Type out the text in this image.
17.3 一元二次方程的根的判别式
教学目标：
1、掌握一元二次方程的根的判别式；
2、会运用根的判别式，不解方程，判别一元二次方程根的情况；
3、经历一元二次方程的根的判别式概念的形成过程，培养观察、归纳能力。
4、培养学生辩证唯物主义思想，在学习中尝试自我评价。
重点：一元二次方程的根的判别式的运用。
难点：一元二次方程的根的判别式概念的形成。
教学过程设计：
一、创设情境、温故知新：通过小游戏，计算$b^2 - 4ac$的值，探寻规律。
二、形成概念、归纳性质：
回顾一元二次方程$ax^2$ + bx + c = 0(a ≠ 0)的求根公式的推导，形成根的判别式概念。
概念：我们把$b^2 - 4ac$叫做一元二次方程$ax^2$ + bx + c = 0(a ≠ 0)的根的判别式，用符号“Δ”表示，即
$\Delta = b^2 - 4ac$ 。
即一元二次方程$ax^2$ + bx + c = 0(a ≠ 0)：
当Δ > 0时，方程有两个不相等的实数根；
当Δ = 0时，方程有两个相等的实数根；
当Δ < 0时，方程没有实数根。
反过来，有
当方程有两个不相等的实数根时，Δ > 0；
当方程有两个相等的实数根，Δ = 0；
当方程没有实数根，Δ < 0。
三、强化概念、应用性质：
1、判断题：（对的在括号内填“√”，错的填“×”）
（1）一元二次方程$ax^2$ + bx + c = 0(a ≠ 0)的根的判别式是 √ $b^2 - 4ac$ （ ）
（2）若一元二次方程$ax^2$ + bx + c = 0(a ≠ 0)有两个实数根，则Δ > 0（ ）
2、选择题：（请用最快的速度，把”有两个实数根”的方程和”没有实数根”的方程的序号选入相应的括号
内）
____________
# Objective
Looking at the listing above, count the lines that contain "有两个实数根" and give nothing but the number.

# Correct response
2